__COURT EXERCICE 1__. Recopiez fidèlement le passage du texte sur la valve qui fuit, de « Dans ma nuit » à « sont plus d'aucun secours. ».

__TEXTE CHOISI__.
Avec 29 boites de livres cordées près de l'entrée, à 2 semaines du déménagement, la valve de la conduite d'eau froide s'est mise à pisser.
Parqué en double entre une insomnie abrutissante et un syndrome du défilé thoracique, je me répète que la valve de ma conduite d'eau froide est foutue. Ou bien je la ferme complètement, mais alors je n'ai plus d'eau pour le café, la douche et le reste; ou bien je l'ouvre au maximum, question d'assurer une certaine pression à la sortie, mais dans ce cas l'eau pissote sur le pourtour de la conduite; ou bien encore je ne la ferme, donc ne l'ouvre, qu'à moitié, et j'ai droit à une petite fuite, un minuscule filet que je cueille dans un petit bol qui se remplit au bout d'une heure et que je dois vider régulièrement si je veux éviter le débordement. J'opterais bien pour un bol plus large et/ou plus profond, du genre qu'on vide aux deux heures, mais l'enchevêtrement des tuyaux est trop dense pour y insérer un bol de plus gros format.
Dans ma nuit becketienne amorcée à l'heure anormale de novembre, je me sens 4 heures alors qu'il est déjà 3 heures, ou l'inverse. Mes 29 boites de livres ne me servent à rien. Pascal ne me sert à rien, Nietzsche ne me sert à rien, Bataille non plus. Beckett, par contre, c'est une autre histoire. J'irais jusqu'à dire que Beckett est le seul auteur qui puisse encore quelque chose pour nous quand tous les autres ne nous sont plus d'aucun secours.
Je vide le bol, j'ouvre le robinet, je ferme le robinet, je remets le bol sous le joint défaillant, je verse l'eau dans la cafetière, je tape sur le clavier, je fume sur la terrasse, je regarde l'heure (à quand remonte ma dernière nuit totalement blanche?), je vide le robinet, je ferme le bol, je tape la cafetière, il est n'importe quelle heure au centre de n'importe quelle nuit et je me console en me disant que dans 2 ou 3 semaines, j'irai rejoindre Rita, je quitterai Montréal pour n'y plus jamais revenir, je ne franchirai pas le col ibérique des Pyrénées, plus modestement j'emprunterai cette saloperie de pont-tunnel La Fontaine pour ensuite tricoter dans les terres du sud jusque chez Rita, et là, je déposerai mes 29 boites de livres à son adresse, je porterai sa main à ma joue, je baiserai délicatement son étoile ombilicale, je perdrai la tête et dégorgerai mon sperme brûlant entre ses fesses impériales, puis nous finirons la soirée en colle-colle devant la télé, croquant des cachous, mâchant des jujubes, nous demandant pourquoi la plupart des spots publicitaires semblent avoir été conçus pour un auditoire d'attardés mentaux.
La nuit ne sera plus le matin, l'eau froide jaillira librement du robinet du lavabo et Beckett lui-même ne nous sera plus d'aucun secours.

__ENTRÉES FOURNIES__.
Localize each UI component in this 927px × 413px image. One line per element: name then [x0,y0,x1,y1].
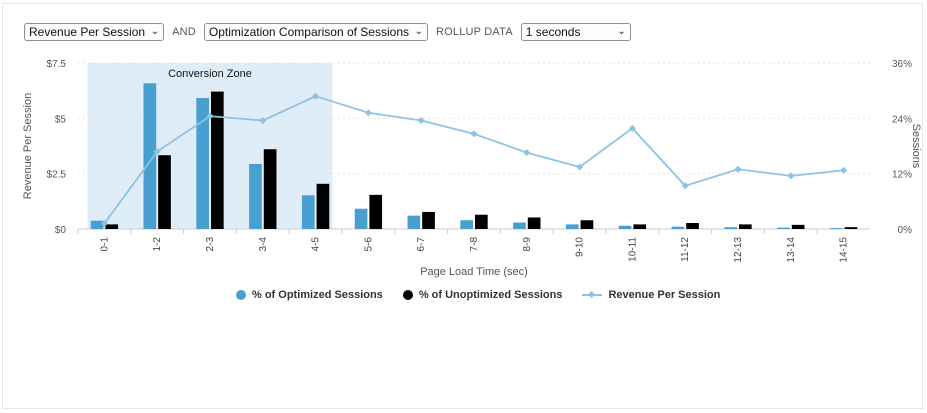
y-left-tick-label: $0 [55,225,67,236]
conversion-zone-label: Conversion Zone [168,68,252,80]
y-right-axis-title: Sessions [910,124,922,169]
bar-unoptimized [844,227,858,229]
revenue-point [734,165,742,173]
rollup-select[interactable]: 1 seconds ⌄ [520,23,631,41]
x-tick-label: 2-3 [205,237,216,252]
bar-unoptimized [475,214,488,229]
legend-optimized-label: % of Optimized Sessions [252,289,383,301]
x-axis-title: Page Load Time (sec) [420,266,528,278]
revenue-point [523,149,531,157]
chevron-down-icon: ⌄ [414,26,423,37]
bar-unoptimized [633,224,647,229]
bar-optimized [565,224,579,229]
revenue-point [153,147,161,156]
revenue-point [206,112,214,120]
revenue-point [259,117,267,125]
y-left-tick-label: $2.5 [47,170,67,181]
bar-unoptimized [686,223,699,229]
comparison-select[interactable]: Optimization Comparison of Sessions ⌄ [203,23,428,41]
legend-revenue[interactable]: Revenue Per Session [582,289,720,301]
bar-unoptimized [580,220,594,229]
y-left-tick-label: $7.5 [47,59,67,70]
x-tick-label: 0-1 [99,237,110,252]
rollup-select-value: 1 seconds [525,25,581,39]
chevron-down-icon: ⌄ [150,26,160,37]
and-label: AND [172,26,196,38]
bar-optimized [829,228,843,229]
x-tick-label: 1-2 [152,237,163,252]
bar-optimized [777,227,790,229]
metric-select-value: Revenue Per Session [29,25,146,39]
bar-unoptimized [791,224,805,229]
x-tick-label: 10-11 [627,237,638,262]
x-tick-label: 11-12 [680,237,691,262]
bar-optimized [618,225,632,229]
bar-optimized [460,220,473,229]
x-tick-label: 12-13 [733,237,744,263]
revenue-point [100,219,108,228]
bar-optimized [143,83,157,230]
bar-unoptimized [369,194,383,229]
revenue-point [576,163,584,171]
bar-unoptimized [422,211,435,229]
x-tick-label: 8-9 [522,237,533,252]
bar-unoptimized [105,224,119,229]
x-tick-label: 4-5 [311,237,322,252]
bar-optimized [724,227,737,229]
bar-optimized [407,215,421,229]
legend-optimized[interactable]: % of Optimized Sessions [236,289,383,301]
x-tick-label: 6-7 [416,237,427,252]
revenue-point [840,166,848,174]
comparison-select-value: Optimization Comparison of Sessions [208,25,409,39]
legend-revenue-label: Revenue Per Session [608,289,721,301]
x-tick-label: 9-10 [575,237,586,257]
revenue-point [628,124,636,132]
x-tick-label: 13-14 [786,237,797,263]
bar-unoptimized [316,183,330,229]
legend-unoptimized-label: % of Unoptimized Sessions [418,289,563,301]
sessions-revenue-chart: Conversion Zone $0 $2.5 $5 $7.5 0% 12% 24% 36% 0-… [22,59,922,278]
x-tick-label: 7-8 [469,237,480,252]
revenue-point [681,182,689,190]
chevron-down-icon: ⌄ [617,26,626,37]
bar-optimized [301,195,315,229]
bar-unoptimized [211,91,224,229]
metric-select[interactable]: Revenue Per Session ⌄ [24,23,165,41]
bar-unoptimized [527,217,541,229]
y-left-tick-label: $5 [55,114,67,125]
revenue-point [364,109,372,117]
chart-controls: Revenue Per Session ⌄ AND Optimization C… [24,23,631,41]
legend-revenue-swatch [582,290,603,300]
revenue-point [312,92,320,100]
x-tick-label: 3-4 [258,237,269,252]
rollup-label: ROLLUP DATA [436,26,513,38]
chart-legend: % of Optimized Sessions % of Unoptimized… [236,287,740,303]
bar-unoptimized [158,155,171,229]
bar-optimized [354,208,368,229]
y-right-tick-label: 0% [898,225,913,236]
y-right-tick-label: 12% [892,170,912,181]
revenue-point [470,130,478,138]
bar-unoptimized [263,149,277,229]
legend-unoptimized[interactable]: % of Unoptimized Sessions [402,289,563,301]
y-right-tick-label: 24% [892,114,912,125]
x-tick-label: 14-15 [839,237,850,263]
revenue-point [787,172,795,180]
y-right-tick-label: 36% [892,59,912,70]
revenue-point [417,117,425,125]
x-tick-label: 5-6 [363,237,374,252]
bar-optimized [249,163,262,229]
bar-optimized [671,226,685,229]
conversion-zone-band [87,63,333,229]
legend-unoptimized-swatch [402,290,413,300]
bar-optimized [196,98,209,230]
bar-unoptimized [739,224,752,229]
bar-optimized [513,222,526,229]
legend-optimized-swatch [236,290,246,300]
bar-optimized [90,220,104,229]
y-left-axis-title: Revenue Per Session [22,93,34,199]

__COURT EXERCICE 2__. Reproduisez à l'identique, dans les entrées, les lignes allant de la ligne contenant « y-left-tick-label: $0 [55,225,67,236] » à la ligne contenant « legend-optimized-label: % of », ces deux lignes comprises.

__RÉSULTAT ATTENDU 1__.
Dans ma nuit becketienne amorcée à l'heure anormale de novembre, je me sens 4 heures alors qu'il est déjà 3 heures, ou l'inverse. Mes 29 boites de livres ne me servent à rien. Pascal ne me sert à rien, Nietzsche ne me sert à rien, Bataille non plus. Beckett, par contre, c'est une autre histoire. J'irais jusqu'à dire que Beckett est le seul auteur qui puisse encore quelque chose pour nous quand tous les autres ne nous sont plus d'aucun secours.

__RÉSULTAT ATTENDU 2__.
y-left-tick-label: $0 [55,225,67,236]
conversion-zone-label: Conversion Zone [168,68,252,80]
y-right-axis-title: Sessions [910,124,922,169]
bar-unoptimized [844,227,858,229]
revenue-point [734,165,742,173]
rollup-select[interactable]: 1 seconds ⌄ [520,23,631,41]
x-tick-label: 2-3 [205,237,216,252]
bar-unoptimized [475,214,488,229]
legend-optimized-label: % of Optimized Sessions [252,289,383,301]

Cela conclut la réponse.